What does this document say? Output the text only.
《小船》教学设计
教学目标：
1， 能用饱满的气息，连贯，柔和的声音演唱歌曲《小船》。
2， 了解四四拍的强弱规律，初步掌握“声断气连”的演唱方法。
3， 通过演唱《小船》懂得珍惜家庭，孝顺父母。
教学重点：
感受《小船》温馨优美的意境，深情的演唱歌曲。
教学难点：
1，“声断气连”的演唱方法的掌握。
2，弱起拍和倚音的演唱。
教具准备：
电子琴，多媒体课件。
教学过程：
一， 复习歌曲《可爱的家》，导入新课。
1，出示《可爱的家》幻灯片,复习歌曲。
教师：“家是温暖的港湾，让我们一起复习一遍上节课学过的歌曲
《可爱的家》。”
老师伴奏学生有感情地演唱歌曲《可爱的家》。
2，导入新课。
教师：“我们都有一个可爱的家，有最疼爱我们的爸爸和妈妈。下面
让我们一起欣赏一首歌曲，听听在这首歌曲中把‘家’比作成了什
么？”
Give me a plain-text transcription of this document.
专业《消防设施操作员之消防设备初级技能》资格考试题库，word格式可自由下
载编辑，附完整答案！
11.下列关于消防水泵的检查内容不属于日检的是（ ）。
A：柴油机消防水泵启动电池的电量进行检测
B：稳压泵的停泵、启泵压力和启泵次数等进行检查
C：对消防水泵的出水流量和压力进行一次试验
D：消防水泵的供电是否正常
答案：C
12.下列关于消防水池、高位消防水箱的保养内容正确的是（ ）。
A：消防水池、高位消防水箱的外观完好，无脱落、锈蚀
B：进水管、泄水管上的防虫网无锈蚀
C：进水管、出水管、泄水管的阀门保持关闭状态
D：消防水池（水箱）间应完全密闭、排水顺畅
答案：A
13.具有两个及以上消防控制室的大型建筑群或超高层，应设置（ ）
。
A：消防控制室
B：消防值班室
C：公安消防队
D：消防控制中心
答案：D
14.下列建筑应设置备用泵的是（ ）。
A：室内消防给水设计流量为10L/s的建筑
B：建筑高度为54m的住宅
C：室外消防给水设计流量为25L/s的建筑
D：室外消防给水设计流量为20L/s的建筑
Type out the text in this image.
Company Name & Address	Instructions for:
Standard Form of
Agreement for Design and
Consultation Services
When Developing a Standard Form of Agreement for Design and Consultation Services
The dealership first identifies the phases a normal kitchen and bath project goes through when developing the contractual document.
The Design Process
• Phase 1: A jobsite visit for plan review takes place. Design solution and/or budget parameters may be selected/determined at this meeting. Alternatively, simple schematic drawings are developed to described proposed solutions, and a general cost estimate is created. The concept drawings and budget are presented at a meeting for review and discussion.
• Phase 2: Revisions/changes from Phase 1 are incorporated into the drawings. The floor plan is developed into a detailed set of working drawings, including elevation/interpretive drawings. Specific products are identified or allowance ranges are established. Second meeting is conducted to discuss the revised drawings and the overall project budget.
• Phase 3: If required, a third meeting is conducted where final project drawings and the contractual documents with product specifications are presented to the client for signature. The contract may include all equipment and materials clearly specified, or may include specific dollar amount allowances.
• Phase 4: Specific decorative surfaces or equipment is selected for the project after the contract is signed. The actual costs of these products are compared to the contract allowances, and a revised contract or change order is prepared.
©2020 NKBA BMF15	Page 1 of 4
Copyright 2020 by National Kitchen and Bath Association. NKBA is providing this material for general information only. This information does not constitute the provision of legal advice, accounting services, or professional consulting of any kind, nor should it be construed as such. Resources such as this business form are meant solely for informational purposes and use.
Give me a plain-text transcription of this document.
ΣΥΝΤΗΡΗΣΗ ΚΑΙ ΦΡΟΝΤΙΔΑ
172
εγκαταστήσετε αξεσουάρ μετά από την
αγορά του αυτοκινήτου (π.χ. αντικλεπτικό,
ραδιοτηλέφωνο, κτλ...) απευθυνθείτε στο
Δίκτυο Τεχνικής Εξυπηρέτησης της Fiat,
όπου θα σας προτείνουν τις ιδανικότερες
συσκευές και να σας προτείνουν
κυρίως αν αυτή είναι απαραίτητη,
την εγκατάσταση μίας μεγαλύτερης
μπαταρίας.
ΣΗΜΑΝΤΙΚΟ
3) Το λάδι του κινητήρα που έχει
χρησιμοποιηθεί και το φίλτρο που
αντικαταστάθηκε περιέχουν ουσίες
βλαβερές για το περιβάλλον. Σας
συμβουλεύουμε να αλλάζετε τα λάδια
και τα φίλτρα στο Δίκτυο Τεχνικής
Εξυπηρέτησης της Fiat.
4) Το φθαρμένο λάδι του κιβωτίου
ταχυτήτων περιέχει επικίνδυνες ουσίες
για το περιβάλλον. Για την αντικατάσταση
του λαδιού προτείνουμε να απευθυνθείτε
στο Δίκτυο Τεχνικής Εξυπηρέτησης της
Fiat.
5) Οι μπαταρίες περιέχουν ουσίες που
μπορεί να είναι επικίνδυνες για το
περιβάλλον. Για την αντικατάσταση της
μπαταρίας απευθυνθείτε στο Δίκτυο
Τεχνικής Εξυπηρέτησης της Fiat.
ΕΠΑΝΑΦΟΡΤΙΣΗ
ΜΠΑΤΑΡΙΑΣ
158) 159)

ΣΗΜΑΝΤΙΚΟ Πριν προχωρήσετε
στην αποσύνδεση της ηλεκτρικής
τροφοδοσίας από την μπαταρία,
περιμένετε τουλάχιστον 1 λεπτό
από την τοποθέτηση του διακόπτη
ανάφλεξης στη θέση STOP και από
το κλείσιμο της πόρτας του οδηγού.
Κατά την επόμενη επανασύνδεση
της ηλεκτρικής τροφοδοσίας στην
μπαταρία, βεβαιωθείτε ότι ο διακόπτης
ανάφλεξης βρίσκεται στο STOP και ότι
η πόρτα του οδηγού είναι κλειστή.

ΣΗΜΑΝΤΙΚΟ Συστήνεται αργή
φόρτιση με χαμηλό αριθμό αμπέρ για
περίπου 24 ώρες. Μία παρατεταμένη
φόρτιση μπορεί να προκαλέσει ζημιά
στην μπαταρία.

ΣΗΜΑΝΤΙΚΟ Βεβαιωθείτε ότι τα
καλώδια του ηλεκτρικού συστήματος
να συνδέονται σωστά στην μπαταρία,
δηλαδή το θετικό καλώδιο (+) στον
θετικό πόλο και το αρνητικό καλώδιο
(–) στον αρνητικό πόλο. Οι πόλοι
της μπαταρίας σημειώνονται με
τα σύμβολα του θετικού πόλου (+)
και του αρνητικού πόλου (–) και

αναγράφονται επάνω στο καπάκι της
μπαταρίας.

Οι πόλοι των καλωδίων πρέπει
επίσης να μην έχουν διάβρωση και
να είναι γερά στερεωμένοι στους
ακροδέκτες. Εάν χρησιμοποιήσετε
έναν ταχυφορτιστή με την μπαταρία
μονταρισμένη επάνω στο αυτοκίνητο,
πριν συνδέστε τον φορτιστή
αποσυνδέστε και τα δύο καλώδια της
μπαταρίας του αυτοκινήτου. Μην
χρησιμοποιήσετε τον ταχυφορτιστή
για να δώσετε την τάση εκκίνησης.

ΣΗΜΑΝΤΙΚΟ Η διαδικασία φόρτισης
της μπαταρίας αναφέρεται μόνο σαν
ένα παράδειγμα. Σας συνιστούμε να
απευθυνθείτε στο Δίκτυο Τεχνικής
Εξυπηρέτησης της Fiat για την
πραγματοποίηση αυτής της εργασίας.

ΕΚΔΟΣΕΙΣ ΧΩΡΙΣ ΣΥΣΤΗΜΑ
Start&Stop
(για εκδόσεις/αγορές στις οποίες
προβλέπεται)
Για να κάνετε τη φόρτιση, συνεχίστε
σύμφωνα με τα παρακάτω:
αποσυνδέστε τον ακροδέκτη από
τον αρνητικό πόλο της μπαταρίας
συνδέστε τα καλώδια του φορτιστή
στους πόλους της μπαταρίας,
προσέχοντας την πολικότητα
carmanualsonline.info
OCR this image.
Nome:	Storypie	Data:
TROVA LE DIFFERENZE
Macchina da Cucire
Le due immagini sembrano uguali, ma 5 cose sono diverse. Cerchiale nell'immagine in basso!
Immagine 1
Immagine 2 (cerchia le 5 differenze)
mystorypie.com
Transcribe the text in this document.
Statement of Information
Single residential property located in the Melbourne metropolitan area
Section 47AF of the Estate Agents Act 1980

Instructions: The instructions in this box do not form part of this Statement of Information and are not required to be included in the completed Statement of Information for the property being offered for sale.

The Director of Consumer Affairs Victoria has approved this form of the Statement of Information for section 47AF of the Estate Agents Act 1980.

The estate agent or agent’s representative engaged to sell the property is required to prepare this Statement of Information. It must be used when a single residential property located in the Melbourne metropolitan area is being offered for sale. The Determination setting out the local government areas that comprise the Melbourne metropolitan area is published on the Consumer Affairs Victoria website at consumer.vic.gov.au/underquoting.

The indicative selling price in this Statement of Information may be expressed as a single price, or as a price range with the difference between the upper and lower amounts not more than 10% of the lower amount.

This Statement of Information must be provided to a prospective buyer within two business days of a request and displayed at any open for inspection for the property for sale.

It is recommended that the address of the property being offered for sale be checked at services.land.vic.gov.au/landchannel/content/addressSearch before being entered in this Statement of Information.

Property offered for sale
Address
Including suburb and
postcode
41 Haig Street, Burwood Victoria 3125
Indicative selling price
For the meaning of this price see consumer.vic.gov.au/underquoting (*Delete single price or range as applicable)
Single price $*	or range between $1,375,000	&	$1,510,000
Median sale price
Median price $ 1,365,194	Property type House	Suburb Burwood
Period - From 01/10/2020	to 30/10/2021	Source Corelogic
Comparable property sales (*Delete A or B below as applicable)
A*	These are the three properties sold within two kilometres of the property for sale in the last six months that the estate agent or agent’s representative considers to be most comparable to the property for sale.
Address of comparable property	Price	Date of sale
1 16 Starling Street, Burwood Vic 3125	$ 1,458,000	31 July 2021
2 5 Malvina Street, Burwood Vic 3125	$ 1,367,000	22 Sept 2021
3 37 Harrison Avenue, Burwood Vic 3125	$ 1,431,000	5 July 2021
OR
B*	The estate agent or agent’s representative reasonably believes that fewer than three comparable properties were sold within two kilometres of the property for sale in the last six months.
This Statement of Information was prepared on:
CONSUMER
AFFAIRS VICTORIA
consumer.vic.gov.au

▸ **Your instructions**: Which lines contain "between"? Copy each of them out.

▸ **Answer below**:
The indicative selling price in this Statement of Information may be expressed as a single price, or as a price range with the difference between the upper and lower amounts not more than 10% of the lower amount.
Single price $*	or range between $1,375,000	&	$1,510,000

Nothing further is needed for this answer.